Records excerpted from a collection:

-*-*-

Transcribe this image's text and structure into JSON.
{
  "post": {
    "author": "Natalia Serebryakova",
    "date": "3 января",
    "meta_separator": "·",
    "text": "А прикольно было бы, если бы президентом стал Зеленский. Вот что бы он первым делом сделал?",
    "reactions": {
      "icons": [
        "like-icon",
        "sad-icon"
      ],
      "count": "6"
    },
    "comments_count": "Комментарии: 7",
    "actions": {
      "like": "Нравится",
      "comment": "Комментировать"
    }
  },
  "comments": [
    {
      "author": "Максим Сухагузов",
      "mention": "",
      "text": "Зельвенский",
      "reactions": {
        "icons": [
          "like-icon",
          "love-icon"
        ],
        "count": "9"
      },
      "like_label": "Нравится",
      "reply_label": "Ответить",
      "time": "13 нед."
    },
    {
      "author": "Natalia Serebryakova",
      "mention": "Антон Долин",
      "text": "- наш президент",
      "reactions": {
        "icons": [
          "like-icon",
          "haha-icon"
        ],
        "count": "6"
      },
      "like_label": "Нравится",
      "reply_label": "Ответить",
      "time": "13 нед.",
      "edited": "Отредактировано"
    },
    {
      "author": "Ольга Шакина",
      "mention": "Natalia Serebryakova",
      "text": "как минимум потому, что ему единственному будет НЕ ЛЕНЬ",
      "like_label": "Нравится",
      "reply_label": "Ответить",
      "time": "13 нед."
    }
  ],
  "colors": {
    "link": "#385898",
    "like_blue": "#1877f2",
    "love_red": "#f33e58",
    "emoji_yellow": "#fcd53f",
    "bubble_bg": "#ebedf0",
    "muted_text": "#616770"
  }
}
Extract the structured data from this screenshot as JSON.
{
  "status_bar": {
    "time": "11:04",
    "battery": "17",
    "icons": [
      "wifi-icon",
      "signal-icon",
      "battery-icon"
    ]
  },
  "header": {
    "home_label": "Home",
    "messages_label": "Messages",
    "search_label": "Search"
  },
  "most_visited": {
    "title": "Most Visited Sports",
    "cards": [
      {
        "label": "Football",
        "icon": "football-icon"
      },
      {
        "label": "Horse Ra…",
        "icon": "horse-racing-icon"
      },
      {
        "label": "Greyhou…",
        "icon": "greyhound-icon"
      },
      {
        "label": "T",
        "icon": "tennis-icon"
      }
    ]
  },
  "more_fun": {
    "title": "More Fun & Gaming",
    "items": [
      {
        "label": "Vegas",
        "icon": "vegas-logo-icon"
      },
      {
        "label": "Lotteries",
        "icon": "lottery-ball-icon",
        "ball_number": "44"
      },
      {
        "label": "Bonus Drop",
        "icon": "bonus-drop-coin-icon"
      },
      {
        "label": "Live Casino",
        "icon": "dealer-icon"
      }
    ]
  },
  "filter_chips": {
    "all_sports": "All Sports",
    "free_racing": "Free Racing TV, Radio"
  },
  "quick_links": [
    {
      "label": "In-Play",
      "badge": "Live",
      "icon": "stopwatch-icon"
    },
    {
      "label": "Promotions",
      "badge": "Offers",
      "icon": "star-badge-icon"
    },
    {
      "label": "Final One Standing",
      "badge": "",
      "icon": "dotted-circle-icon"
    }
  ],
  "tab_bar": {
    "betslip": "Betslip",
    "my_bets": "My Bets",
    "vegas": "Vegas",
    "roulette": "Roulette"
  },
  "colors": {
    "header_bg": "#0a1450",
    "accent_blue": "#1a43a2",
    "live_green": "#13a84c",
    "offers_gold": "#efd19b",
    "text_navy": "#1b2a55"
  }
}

-*-*-

Task directions:
Copy every record exactly as presented.

Output of the exercise:
Transcribe this image's text and structure into JSON.
{
  "post": {
    "author": "Natalia Serebryakova",
    "date": "3 января",
    "meta_separator": "·",
    "text": "А прикольно было бы, если бы президентом стал Зеленский. Вот что бы он первым делом сделал?",
    "reactions": {
      "icons": [
        "like-icon",
        "sad-icon"
      ],
      "count": "6"
    },
    "comments_count": "Комментарии: 7",
    "actions": {
      "like": "Нравится",
      "comment": "Комментировать"
    }
  },
  "comments": [
    {
      "author": "Максим Сухагузов",
      "mention": "",
      "text": "Зельвенский",
      "reactions": {
        "icons": [
          "like-icon",
          "love-icon"
        ],
        "count": "9"
      },
      "like_label": "Нравится",
      "reply_label": "Ответить",
      "time": "13 нед."
    },
    {
      "author": "Natalia Serebryakova",
      "mention": "Антон Долин",
      "text": "- наш президент",
      "reactions": {
        "icons": [
          "like-icon",
          "haha-icon"
        ],
        "count": "6"
      },
      "like_label": "Нравится",
      "reply_label": "Ответить",
      "time": "13 нед.",
      "edited": "Отредактировано"
    },
    {
      "author": "Ольга Шакина",
      "mention": "Natalia Serebryakova",
      "text": "как минимум потому, что ему единственному будет НЕ ЛЕНЬ",
      "like_label": "Нравится",
      "reply_label": "Ответить",
      "time": "13 нед."
    }
  ],
  "colors": {
    "link": "#385898",
    "like_blue": "#1877f2",
    "love_red": "#f33e58",
    "emoji_yellow": "#fcd53f",
    "bubble_bg": "#ebedf0",
    "muted_text": "#616770"
  }
}
Extract the structured data from this screenshot as JSON.
{
  "status_bar": {
    "time": "11:04",
    "battery": "17",
    "icons": [
      "wifi-icon",
      "signal-icon",
      "battery-icon"
    ]
  },
  "header": {
    "home_label": "Home",
    "messages_label": "Messages",
    "search_label": "Search"
  },
  "most_visited": {
    "title": "Most Visited Sports",
    "cards": [
      {
        "label": "Football",
        "icon": "football-icon"
      },
      {
        "label": "Horse Ra…",
        "icon": "horse-racing-icon"
      },
      {
        "label": "Greyhou…",
        "icon": "greyhound-icon"
      },
      {
        "label": "T",
        "icon": "tennis-icon"
      }
    ]
  },
  "more_fun": {
    "title": "More Fun & Gaming",
    "items": [
      {
        "label": "Vegas",
        "icon": "vegas-logo-icon"
      },
      {
        "label": "Lotteries",
        "icon": "lottery-ball-icon",
        "ball_number": "44"
      },
      {
        "label": "Bonus Drop",
        "icon": "bonus-drop-coin-icon"
      },
      {
        "label": "Live Casino",
        "icon": "dealer-icon"
      }
    ]
  },
  "filter_chips": {
    "all_sports": "All Sports",
    "free_racing": "Free Racing TV, Radio"
  },
  "quick_links": [
    {
      "label": "In-Play",
      "badge": "Live",
      "icon": "stopwatch-icon"
    },
    {
      "label": "Promotions",
      "badge": "Offers",
      "icon": "star-badge-icon"
    },
    {
      "label": "Final One Standing",
      "badge": "",
      "icon": "dotted-circle-icon"
    }
  ],
  "tab_bar": {
    "betslip": "Betslip",
    "my_bets": "My Bets",
    "vegas": "Vegas",
    "roulette": "Roulette"
  },
  "colors": {
    "header_bg": "#0a1450",
    "accent_blue": "#1a43a2",
    "live_green": "#13a84c",
    "offers_gold": "#efd19b",
    "text_navy": "#1b2a55"
  }
}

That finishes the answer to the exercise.